Exercise directions
Search the listing below for "this". Copy each matching line.

Material shown
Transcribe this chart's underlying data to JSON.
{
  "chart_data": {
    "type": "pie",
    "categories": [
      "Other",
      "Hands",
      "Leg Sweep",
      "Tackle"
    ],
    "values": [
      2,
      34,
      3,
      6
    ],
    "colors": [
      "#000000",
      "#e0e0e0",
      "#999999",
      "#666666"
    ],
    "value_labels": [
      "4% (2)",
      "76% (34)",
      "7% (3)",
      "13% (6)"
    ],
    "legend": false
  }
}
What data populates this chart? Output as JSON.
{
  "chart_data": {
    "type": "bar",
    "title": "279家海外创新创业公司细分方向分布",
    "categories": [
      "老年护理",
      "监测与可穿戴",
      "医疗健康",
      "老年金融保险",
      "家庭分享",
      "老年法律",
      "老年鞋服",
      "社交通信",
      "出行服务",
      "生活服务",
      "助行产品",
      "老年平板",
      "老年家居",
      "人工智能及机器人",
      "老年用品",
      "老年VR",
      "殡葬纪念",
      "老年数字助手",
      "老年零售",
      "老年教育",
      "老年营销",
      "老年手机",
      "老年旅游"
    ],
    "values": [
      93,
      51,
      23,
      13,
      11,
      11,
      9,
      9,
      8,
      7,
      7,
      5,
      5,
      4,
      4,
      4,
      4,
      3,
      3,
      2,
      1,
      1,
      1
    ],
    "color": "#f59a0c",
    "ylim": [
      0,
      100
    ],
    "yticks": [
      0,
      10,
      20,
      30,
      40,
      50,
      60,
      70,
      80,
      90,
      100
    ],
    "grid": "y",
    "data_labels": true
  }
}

Answer for the task
Transcribe this chart's underlying data to JSON.
What data populates this chart? Output as JSON.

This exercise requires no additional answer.